* **EXCERPT PROVIDED**
----------------------------------------

You're saying that as if the firewall handled the communication with the modem. There's a Linux driver behind the firewall to do the actual communication, except that's probably not a USB driver.

The attack area is probably comparable, except a misconfigured USB driver doesn't automatically give full memory access, while a misconfigured IOMMU (the firewall) does.

replies(1): >>marcan+lV
2. marcan+lV[view] [source] 2022-03-22 22:41:34
>>rhn_mk+(OP)
There's a linux driver behind typical basebands. One driver, since there is no device discovery for platform devices.

The Librem 5 doesn't have one driver exposed to the baseband. It has every single USB driver in the kernel exposed to it, because the baseband can present any descriptors it feels like and engage whatever driver it wants, or a combination thereof by presenting itself as a composite USB device, since USB is plug&play. That is a massively larger attack surface. All you have to do is find one exploitable bug in any USB driver in Linux, and you're in.

This can be mitigated with USB descriptor filtering, but the Librem 5 guys haven't implemented that yet, because they don't actually care about security. So while their marketing department is lying about DMA access for the competition (heck, as far as I know no iPhone gas ever given the baseband unchecked DMA access to the system, but Purism claims they all do!), their engineering department can't even bother to lock down the attack surface of the baseband to something smaller than "every single USB driver in the kernel".

Also, for what it's worth, the Librem 5 doesn't even have an IOMMU at all. They can't even use the PCIe ports in their SoC because that would give whatever you plug into them full DMA to the system. This also means that driver bugs that result in bad DMA descriptors for embedded SoC devices will directly escalate to full memory access; there is no safeguard by having to engage the IOMMU subsystem first to map them.

----------------------------------------

* **SET TASK 1**
Retype the passage of the Librem 5 discussion from "The attack area" to "for platform devices." without changing a character.

----------------------------------------

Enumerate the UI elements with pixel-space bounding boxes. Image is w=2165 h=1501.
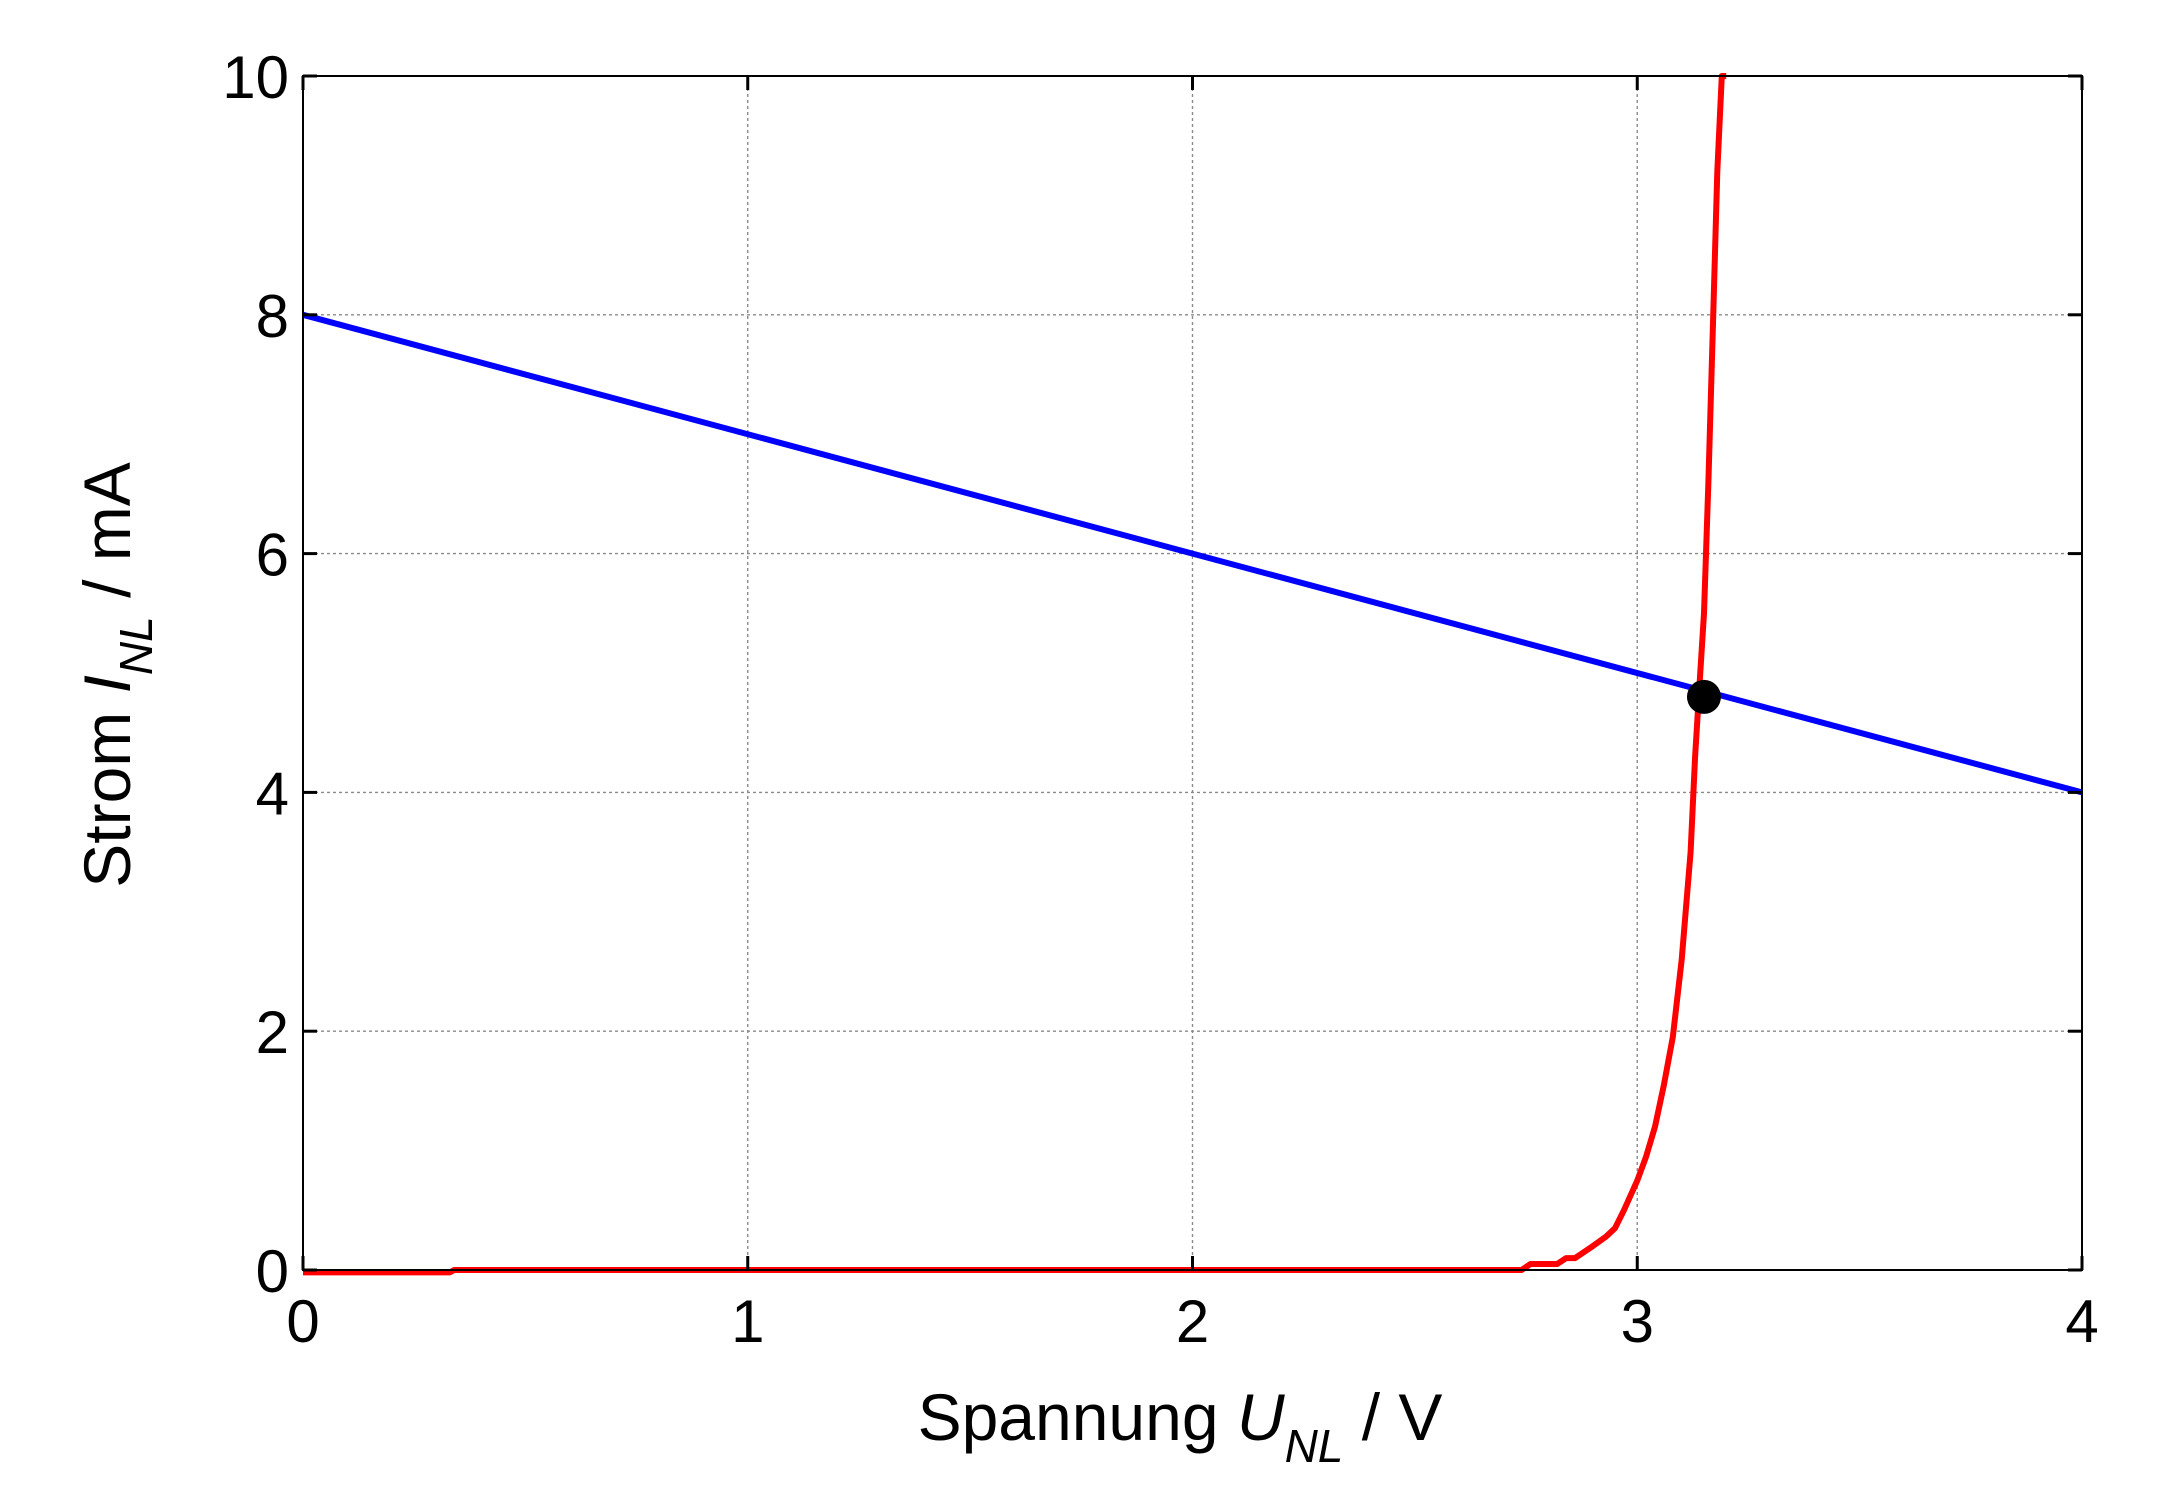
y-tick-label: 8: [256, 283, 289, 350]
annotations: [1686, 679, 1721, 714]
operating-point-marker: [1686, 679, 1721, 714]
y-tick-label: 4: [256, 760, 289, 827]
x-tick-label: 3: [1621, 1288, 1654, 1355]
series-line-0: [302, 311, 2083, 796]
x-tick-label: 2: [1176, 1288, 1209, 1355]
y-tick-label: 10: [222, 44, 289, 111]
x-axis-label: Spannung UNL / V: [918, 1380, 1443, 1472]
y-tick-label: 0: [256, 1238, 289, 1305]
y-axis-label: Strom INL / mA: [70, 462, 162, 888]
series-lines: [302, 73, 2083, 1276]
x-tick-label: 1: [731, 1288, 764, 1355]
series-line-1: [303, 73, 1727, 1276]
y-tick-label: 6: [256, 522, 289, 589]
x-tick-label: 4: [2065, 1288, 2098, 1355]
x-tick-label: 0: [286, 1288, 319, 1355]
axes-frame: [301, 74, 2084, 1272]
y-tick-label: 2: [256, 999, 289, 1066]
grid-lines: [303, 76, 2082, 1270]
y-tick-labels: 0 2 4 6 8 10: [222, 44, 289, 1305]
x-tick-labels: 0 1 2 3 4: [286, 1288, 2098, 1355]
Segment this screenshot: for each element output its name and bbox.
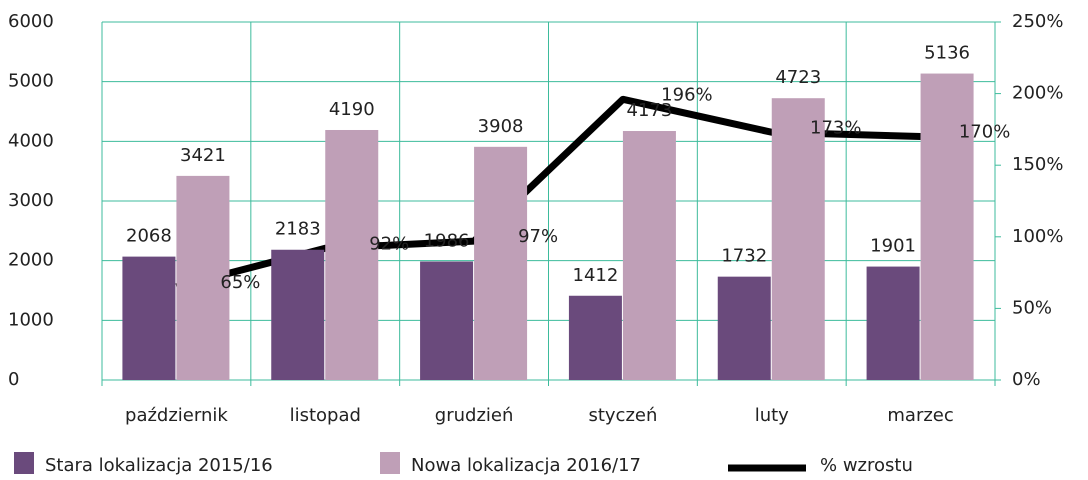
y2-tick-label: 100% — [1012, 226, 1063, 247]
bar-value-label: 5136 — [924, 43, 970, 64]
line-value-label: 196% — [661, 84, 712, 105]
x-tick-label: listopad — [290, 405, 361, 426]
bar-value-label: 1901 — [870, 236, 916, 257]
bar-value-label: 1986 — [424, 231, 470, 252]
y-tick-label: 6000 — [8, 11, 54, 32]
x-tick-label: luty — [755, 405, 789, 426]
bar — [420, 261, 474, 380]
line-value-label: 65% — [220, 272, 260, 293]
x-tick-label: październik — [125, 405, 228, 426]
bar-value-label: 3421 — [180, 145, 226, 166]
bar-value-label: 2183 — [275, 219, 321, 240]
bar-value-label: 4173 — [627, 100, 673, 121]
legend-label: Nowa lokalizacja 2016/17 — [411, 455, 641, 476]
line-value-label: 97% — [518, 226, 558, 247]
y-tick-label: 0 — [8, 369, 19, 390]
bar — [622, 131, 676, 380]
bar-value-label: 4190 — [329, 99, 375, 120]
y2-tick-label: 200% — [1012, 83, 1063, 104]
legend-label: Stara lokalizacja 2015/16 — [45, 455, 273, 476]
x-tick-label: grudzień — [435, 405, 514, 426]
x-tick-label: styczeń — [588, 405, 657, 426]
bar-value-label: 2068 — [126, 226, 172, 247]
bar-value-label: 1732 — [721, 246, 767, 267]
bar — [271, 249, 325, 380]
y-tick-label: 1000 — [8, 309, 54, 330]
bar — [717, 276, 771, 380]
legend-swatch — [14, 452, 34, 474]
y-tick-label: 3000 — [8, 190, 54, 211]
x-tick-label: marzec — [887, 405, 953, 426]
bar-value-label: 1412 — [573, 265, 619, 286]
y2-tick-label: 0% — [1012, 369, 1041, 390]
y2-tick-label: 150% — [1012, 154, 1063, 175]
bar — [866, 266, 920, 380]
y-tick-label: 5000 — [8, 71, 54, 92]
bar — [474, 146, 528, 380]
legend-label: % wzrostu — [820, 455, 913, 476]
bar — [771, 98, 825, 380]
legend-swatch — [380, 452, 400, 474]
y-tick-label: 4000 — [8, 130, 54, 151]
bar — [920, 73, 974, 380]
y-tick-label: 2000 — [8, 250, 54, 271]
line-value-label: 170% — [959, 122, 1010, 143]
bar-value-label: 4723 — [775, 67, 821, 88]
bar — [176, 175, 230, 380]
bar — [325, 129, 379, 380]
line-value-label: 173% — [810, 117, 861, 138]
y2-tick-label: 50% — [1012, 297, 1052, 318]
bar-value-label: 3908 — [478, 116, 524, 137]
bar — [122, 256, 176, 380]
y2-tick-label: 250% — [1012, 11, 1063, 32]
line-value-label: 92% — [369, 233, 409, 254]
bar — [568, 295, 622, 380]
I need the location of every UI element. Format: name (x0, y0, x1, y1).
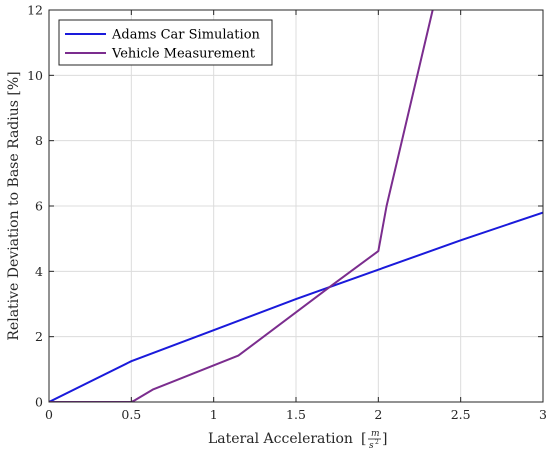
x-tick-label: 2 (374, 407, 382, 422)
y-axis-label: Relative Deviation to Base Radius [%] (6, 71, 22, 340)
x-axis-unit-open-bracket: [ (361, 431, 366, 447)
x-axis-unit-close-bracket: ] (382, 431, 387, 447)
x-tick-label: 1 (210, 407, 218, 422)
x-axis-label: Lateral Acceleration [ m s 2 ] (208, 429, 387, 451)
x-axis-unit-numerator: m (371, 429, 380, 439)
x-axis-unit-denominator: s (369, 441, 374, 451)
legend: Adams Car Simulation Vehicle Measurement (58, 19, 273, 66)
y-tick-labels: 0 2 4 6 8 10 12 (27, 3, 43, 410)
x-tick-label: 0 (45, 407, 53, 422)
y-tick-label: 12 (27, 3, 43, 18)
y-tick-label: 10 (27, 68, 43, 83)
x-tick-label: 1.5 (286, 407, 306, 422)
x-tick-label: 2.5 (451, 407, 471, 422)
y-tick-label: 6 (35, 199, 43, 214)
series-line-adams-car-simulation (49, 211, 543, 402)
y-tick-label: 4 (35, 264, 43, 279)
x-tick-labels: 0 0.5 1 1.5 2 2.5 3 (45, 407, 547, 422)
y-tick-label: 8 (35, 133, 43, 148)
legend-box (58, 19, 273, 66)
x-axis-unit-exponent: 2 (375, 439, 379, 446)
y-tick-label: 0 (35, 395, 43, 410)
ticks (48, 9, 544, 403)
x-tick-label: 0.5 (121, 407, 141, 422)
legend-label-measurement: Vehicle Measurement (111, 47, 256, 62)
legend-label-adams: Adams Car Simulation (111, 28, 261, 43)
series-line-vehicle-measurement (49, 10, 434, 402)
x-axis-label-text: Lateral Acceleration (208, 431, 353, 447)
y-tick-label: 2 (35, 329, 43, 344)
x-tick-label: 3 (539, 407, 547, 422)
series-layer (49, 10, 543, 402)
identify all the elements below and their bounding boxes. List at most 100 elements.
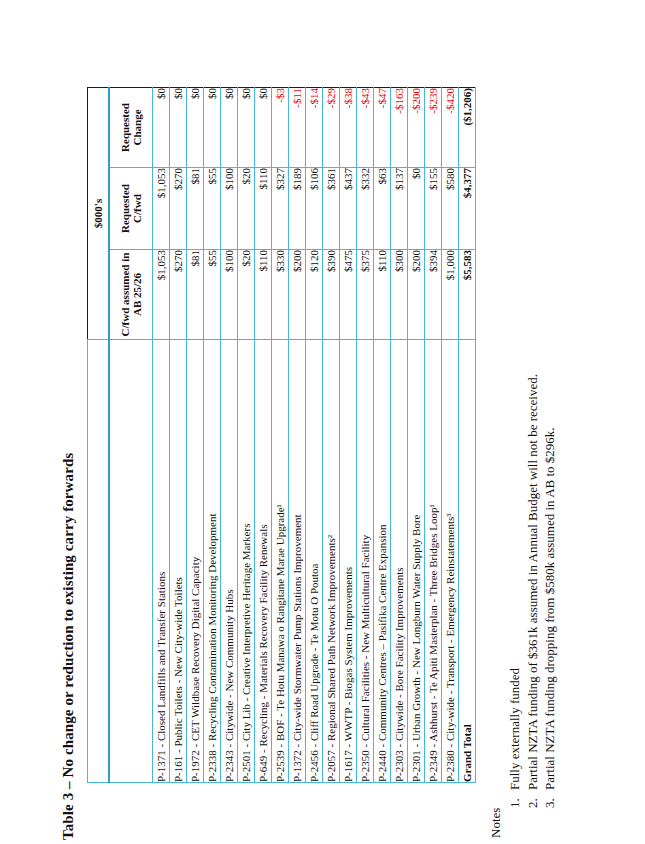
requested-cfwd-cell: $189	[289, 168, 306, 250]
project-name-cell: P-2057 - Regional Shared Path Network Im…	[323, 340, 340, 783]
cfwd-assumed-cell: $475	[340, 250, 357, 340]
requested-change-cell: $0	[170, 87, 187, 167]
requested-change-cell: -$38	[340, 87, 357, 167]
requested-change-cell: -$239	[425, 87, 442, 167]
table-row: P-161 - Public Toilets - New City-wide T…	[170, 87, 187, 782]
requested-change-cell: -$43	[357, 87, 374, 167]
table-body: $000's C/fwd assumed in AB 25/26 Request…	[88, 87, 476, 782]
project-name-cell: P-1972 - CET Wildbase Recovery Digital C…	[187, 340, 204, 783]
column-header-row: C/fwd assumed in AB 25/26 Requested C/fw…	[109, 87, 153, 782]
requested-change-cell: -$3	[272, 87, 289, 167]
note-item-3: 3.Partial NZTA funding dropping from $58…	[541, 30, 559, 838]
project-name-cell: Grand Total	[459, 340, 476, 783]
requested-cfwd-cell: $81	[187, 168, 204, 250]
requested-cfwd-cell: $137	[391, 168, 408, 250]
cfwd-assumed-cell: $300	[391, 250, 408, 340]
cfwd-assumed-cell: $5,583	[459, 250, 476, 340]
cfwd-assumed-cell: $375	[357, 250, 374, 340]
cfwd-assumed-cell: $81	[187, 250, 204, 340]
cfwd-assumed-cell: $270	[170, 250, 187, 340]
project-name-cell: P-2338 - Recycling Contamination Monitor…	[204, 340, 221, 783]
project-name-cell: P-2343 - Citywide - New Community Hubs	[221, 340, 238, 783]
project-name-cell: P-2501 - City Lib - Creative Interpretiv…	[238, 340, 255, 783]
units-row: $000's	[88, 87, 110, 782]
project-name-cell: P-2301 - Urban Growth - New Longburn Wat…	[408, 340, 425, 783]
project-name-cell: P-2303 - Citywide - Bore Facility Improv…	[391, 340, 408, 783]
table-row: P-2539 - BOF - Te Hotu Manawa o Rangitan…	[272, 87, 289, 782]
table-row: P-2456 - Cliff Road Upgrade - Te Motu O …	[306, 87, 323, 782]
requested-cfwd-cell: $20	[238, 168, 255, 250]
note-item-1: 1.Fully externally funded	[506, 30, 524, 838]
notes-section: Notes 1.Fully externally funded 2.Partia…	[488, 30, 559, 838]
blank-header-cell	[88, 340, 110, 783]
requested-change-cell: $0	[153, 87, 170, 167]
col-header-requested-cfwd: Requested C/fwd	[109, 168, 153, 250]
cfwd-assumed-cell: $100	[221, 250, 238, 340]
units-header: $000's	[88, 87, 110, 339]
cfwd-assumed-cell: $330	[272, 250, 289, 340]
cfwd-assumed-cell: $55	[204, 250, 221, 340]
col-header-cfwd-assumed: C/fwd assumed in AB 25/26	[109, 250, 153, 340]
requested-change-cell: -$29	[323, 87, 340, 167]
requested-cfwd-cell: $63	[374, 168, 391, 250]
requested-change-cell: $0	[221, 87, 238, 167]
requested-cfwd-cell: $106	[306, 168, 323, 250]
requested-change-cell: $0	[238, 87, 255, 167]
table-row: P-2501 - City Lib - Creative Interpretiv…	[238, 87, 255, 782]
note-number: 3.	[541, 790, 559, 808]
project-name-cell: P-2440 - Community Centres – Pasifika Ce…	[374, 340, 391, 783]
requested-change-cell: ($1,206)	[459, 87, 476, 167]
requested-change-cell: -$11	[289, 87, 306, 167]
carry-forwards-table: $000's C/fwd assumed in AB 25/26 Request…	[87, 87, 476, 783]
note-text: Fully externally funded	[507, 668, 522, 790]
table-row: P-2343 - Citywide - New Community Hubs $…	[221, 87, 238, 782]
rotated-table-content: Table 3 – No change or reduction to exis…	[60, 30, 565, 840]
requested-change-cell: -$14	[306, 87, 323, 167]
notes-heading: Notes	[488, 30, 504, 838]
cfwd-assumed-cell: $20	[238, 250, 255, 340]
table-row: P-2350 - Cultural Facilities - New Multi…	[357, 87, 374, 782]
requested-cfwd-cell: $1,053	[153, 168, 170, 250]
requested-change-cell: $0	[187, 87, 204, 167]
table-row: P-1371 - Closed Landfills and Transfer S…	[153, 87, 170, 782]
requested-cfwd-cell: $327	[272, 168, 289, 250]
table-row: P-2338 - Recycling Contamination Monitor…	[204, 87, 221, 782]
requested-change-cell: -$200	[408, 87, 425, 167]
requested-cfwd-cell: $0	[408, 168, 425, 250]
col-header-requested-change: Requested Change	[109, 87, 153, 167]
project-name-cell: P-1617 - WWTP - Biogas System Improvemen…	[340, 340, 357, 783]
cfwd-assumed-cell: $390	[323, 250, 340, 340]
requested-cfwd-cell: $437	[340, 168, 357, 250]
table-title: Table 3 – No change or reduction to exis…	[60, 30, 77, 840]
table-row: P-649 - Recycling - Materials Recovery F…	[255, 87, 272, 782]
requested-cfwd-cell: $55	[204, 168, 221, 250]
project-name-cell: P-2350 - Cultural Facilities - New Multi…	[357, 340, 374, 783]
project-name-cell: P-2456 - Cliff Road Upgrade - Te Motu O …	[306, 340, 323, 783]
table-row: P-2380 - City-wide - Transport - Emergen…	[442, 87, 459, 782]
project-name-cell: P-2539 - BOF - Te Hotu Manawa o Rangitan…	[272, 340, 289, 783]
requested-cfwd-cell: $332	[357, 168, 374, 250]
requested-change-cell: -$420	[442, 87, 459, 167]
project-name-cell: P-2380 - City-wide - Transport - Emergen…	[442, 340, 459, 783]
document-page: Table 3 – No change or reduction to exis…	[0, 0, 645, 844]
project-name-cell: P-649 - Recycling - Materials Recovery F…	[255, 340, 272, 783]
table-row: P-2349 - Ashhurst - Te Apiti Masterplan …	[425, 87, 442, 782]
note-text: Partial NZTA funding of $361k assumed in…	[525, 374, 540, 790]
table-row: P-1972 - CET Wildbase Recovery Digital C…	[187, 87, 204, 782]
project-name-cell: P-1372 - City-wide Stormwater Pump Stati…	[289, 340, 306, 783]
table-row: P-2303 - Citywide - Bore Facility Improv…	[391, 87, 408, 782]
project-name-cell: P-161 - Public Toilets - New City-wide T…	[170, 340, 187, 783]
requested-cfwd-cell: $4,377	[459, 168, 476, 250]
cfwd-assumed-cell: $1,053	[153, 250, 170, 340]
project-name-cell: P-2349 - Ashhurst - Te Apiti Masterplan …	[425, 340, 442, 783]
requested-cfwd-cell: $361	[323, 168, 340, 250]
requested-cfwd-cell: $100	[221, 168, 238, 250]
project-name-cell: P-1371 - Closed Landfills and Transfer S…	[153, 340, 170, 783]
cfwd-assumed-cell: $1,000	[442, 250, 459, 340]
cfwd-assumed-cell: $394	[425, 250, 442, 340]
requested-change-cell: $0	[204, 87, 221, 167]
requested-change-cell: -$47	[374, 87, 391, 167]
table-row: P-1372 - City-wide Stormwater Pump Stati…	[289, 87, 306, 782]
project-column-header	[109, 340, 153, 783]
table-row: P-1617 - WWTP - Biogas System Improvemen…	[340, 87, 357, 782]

----------------------------------------

* **SET TASK 2**
Echo the listing from its first line through the line with "Segment this screenshot: for", both ends included, leaving out the pictures.

* **TASK OUTPUT 1**
The attack area is probably comparable, except a misconfigured USB driver doesn't automatically give full memory access, while a misconfigured IOMMU (the firewall) does.

replies(1): >>marcan+lV
2. marcan+lV[view] [source] 2022-03-22 22:41:34
>>rhn_mk+(OP)
There's a linux driver behind typical basebands. One driver, since there is no device discovery for platform devices.

* **TASK OUTPUT 2**
Enumerate the UI elements with pixel-space bounding boxes. Image is w=2165 h=1501.
y-tick-label: 8: [256, 283, 289, 350]
annotations: [1686, 679, 1721, 714]
operating-point-marker: [1686, 679, 1721, 714]
y-tick-label: 4: [256, 760, 289, 827]
x-tick-label: 3: [1621, 1288, 1654, 1355]
series-line-0: [302, 311, 2083, 796]
x-tick-label: 2: [1176, 1288, 1209, 1355]
y-tick-label: 10: [222, 44, 289, 111]
x-axis-label: Spannung UNL / V: [918, 1380, 1443, 1472]
y-tick-label: 0: [256, 1238, 289, 1305]
y-axis-label: Strom INL / mA: [70, 462, 162, 888]
series-lines: [302, 73, 2083, 1276]
x-tick-label: 1: [731, 1288, 764, 1355]
series-line-1: [303, 73, 1727, 1276]
y-tick-label: 6: [256, 522, 289, 589]
x-tick-label: 4: [2065, 1288, 2098, 1355]
x-tick-label: 0: [286, 1288, 319, 1355]
axes-frame: [301, 74, 2084, 1272]
y-tick-label: 2: [256, 999, 289, 1066]
grid-lines: [303, 76, 2082, 1270]
y-tick-labels: 0 2 4 6 8 10: [222, 44, 289, 1305]
x-tick-labels: 0 1 2 3 4: [286, 1288, 2098, 1355]
Segment this screenshot: for each element output its name and bbox.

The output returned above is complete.